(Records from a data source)
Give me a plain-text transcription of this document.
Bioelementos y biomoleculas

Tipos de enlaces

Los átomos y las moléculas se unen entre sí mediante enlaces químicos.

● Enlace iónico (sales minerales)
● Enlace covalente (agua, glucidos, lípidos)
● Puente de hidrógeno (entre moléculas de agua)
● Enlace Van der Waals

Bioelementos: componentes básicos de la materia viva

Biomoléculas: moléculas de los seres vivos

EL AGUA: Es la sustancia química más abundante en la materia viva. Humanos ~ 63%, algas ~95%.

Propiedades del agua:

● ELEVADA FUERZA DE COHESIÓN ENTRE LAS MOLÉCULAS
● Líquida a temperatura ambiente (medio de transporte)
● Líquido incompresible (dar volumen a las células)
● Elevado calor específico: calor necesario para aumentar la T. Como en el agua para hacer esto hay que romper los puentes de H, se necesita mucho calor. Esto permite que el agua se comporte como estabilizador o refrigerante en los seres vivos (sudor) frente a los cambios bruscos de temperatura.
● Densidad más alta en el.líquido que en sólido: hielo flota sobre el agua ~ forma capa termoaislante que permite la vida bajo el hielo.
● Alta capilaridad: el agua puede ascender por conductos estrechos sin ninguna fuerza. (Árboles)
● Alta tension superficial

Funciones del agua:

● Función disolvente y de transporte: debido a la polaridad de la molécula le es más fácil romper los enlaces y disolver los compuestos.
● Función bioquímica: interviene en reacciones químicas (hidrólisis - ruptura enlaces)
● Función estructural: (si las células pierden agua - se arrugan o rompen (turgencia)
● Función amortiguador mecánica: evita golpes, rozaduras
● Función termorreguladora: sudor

Work to be completed: Copy every line in the records above that contains the word "transporte".

Solved exercise:
● Líquida a temperatura ambiente (medio de transporte)
● Función disolvente y de transporte: debido a la polaridad de la molécula le es más fácil romper los enlaces y disolver los compuestos.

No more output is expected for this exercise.